→ **Task details**
Extend the patent claims on air-fuel ratio feedback control, printed below, by writing what comes after their final sentence.

→ **Excerpt to read**
---+---

18. A method as set forth in claim 16, wherein said air-fuel ratio
feedback control parameter calculating step comprises the steps
of:
decreasing said rich delay time period when the output of said
downstream-side air-fuel ratio sensor is on the rich side with
respect to said second predetermined reference voltage; and
increasing said rich delay time period when the output of said
downstream-side air-fuel ratio sensor is on the lean side with
respect to said second predetermined reference voltage.
19. A method as set forth in claim 16, wherein said air-fuel ratio
feedback control parameter calculating step comprises the steps
of:
increasing said lean delay time period and decreasing said rich
delay time period when the output of said downstream-side air-fuel
ratio sensor is on the rich side with respect to said second
predetermined reference voltage; and
decreasing said lean delay time period and increasing said rich
delay time period when the output of said downstream-side air-fuel
ratio sensor is on the lean side with respect to said second
predetermined reference voltage.
20. A method as set forth in claim 13, wherein said air-fuel ratio
feedback control parameter is determined by a lean skip amount in
said remarkable-decrease step and a rich skip amount in said
remarkable-increase step.
21. A method as set forth in claim 20, wherein said air-fuel ratio
feedback control parameter calculating step comprises the steps
of:
increasing said lean skip amount when the output of said
downstream-side air-fuel ratio sensor is on the rich side with
respect to said second predetermined reference voltage; and
decreasing said lean skip amount when the output of said
downstream-side air-fuel ratio sensor is on the lean side with
respect to said second predetermined reference voltage.

---+---

→ **Supplied material**

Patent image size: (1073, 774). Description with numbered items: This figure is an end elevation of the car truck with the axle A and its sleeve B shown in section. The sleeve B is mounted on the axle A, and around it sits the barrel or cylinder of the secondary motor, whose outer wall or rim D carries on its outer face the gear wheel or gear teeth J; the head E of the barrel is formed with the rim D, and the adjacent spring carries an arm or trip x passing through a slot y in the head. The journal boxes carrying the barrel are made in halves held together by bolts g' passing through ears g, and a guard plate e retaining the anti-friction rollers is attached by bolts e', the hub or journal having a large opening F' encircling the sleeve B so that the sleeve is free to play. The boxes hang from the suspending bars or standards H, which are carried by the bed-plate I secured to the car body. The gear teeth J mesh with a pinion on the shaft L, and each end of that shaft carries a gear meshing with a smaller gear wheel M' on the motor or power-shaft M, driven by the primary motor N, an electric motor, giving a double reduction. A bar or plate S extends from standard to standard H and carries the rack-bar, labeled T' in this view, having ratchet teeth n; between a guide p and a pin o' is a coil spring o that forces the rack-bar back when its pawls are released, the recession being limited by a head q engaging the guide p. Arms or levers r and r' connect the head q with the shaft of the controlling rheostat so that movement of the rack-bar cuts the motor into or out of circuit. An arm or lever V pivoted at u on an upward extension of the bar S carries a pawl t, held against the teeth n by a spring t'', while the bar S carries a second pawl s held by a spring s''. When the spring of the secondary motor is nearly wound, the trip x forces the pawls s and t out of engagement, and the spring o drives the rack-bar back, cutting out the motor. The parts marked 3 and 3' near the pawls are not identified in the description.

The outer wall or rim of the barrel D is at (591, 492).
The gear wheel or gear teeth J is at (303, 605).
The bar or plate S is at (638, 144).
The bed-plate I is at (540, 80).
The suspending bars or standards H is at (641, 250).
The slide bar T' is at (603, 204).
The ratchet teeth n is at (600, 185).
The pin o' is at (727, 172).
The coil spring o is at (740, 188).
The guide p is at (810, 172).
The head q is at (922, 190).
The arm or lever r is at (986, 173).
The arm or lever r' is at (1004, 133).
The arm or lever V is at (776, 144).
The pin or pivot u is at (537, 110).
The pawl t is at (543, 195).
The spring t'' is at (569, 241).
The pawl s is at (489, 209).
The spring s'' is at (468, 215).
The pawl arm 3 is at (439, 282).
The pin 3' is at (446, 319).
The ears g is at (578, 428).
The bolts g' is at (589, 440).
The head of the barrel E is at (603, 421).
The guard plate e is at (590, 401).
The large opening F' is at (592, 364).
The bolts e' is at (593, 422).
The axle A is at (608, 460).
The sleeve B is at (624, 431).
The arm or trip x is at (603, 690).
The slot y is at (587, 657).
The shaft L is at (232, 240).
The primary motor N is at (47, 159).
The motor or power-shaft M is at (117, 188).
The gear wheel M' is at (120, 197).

---+---

→ **Task result**
22. A method as set forth in claim 20, wherein said air-fuel ratio
feedback control parameter calculating step comprises the steps
of:
decreasing said rich skip amount when the output of said
downstream-side air-fuel ratio sensor is on the rich side with
respect to said second predetermined reference voltage; and
increasing said rich skip amount when the output of said
downstream-side air-fuel ratio sensor is on the lean side with
respect to said second predetermined value.
23. A method as set forth in claim 20, wherein said air-fuel ratio
feedback control parameter calculating step comprises the steps
of:
increasing said lean skip amount and decreasing said rich skip
amount when the output of said downstream-side air-fuel ratio
sensor is on the rich side with respect to said second
predetermined reference voltage; and
decreasing said lean skip amount and increasing said rich skip
amount when the output of said downstream-side air-fuel ratio
sensor is on the lean side with respect to said second
predetermined value.
24. A method as set forth in claim 20, wherein said air-fuel ratio
feedback control parameter is determined by the decreasing speed of
said gradual-decrease step and the increasing speed of said
gradual-increase step.
25. A method as set forth in claim 24, wherein said air-fuel ratio
feedback control parameter calculating step comprises the steps
of:
increasing the decreasing speed of said gradual-decrease step when
the output of said downstream-side air-fuel ratio sensor is on the
rich side with respect to said second predetermined reference
voltage; and
decreasing the decreasing speed of said gradual-decrease step when
the output of said downstream-side air-fuel ratio sensor is on the
lean side with respect to said second predetermined reference
voltage.
26. A method as set forth in claim 24, wherein said air-fuel ratio
feedback control parameter calculating step comprises the steps
of:
decreasing the increasing speed of said gradual-increase step when
the output of said downstream-side air-fuel ratio sensor is on the
rich side with respect to said second predetermined reference
voltage; and
increasing the increasing speed of said gradual-increase step when
the output of said downstream-side air-fuel ratio sensor is on the
lean side with respect to said second predetermined reference
voltage.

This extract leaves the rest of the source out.